#### Study text
One advantage of the linear algebra-based approach is an intrinsically low false discovery rate, Peckner noted.
"There are mathematical principles that say how unique you expect the solutions to systems of linear equations to be," he said. "And in situations like this one, where your systems of equations are over-determined, which, in very concrete terms means that there are more fragments in these MS2 spectra than there are library members that could possibly belong to those spectra, in that situation in linear algebra, you always have a unique optimal solution to the system at hand."
This, in turn, makes the approach effective at distinguishing between highly similar peptides, giving researchers "access to a level of sensitivity that wasn't possible before with DIA," Peckner said.
In the Nature Methods study the researchers used Specter to distinguish between three groups of synthetic peptides distinguished by either a single amino acid or the transposition of two adjacent amino acids. Spiking random sets of these peptides into E. coli lysates that they then analyzed using DIA and Specter, they found they were able to distinguish between the peptides and correctly identify all but one in all experiments.

#### What to work on
From the passage on Specter above, extract verbatim the portion between "This, in turn, makes" and "in all experiments.", inclusive.

#### Given information
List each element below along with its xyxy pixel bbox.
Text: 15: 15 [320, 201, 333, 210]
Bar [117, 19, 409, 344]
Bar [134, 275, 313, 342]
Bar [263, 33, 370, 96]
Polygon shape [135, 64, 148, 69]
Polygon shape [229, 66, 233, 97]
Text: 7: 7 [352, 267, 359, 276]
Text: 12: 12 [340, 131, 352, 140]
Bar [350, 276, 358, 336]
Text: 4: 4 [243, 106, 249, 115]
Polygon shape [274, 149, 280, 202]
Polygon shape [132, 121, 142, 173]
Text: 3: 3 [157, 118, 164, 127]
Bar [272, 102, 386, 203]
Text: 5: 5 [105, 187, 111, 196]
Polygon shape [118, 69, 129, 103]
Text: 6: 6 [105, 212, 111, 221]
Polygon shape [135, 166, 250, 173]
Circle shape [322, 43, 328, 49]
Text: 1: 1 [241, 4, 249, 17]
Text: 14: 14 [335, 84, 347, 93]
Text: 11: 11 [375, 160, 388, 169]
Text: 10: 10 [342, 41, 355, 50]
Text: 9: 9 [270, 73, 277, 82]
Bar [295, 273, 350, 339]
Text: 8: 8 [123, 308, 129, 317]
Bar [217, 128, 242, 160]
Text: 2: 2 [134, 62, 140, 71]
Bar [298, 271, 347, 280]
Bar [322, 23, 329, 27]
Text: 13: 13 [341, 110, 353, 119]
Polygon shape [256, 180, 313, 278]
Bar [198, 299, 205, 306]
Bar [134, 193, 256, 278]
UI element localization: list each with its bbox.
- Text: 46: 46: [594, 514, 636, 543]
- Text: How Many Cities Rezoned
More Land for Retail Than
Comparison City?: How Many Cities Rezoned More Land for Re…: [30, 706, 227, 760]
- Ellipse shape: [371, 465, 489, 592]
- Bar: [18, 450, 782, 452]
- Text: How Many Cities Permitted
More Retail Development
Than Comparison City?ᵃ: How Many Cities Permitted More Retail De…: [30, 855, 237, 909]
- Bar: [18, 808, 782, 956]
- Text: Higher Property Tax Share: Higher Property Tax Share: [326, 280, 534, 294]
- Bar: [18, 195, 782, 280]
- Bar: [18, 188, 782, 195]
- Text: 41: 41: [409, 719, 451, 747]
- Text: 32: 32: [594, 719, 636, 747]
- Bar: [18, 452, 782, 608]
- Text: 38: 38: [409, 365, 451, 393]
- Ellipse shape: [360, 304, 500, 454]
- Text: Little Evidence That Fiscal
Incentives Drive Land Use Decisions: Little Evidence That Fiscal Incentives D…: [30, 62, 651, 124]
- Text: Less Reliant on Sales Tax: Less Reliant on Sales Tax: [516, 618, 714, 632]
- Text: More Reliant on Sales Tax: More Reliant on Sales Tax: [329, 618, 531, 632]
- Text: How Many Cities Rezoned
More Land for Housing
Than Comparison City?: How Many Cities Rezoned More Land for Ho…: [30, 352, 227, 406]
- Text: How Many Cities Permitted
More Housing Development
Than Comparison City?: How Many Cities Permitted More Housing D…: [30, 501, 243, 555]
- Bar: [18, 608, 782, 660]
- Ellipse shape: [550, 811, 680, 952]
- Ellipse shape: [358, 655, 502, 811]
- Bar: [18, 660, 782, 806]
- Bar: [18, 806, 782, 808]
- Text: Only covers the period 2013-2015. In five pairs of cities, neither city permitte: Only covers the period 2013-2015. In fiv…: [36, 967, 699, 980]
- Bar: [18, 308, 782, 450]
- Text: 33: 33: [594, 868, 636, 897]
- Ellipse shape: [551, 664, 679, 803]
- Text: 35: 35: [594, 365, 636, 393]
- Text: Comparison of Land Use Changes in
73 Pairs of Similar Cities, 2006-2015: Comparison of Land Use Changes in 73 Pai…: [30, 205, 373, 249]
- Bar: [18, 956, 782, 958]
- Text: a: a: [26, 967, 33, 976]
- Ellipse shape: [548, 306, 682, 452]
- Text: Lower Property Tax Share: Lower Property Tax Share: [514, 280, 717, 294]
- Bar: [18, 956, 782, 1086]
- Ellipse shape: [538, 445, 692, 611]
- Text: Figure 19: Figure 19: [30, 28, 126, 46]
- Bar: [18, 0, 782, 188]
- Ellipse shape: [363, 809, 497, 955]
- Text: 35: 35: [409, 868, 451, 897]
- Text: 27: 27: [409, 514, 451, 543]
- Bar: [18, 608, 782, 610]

#### Exercise solution
This, in turn, makes the approach effective at distinguishing between highly similar peptides, giving researchers "access to a level of sensitivity that wasn't possible before with DIA," Peckner said.
In the Nature Methods study the researchers used Specter to distinguish between three groups of synthetic peptides distinguished by either a single amino acid or the transposition of two adjacent amino acids. Spiking random sets of these peptides into E. coli lysates that they then analyzed using DIA and Specter, they found they were able to distinguish between the peptides and correctly identify all but one in all experiments.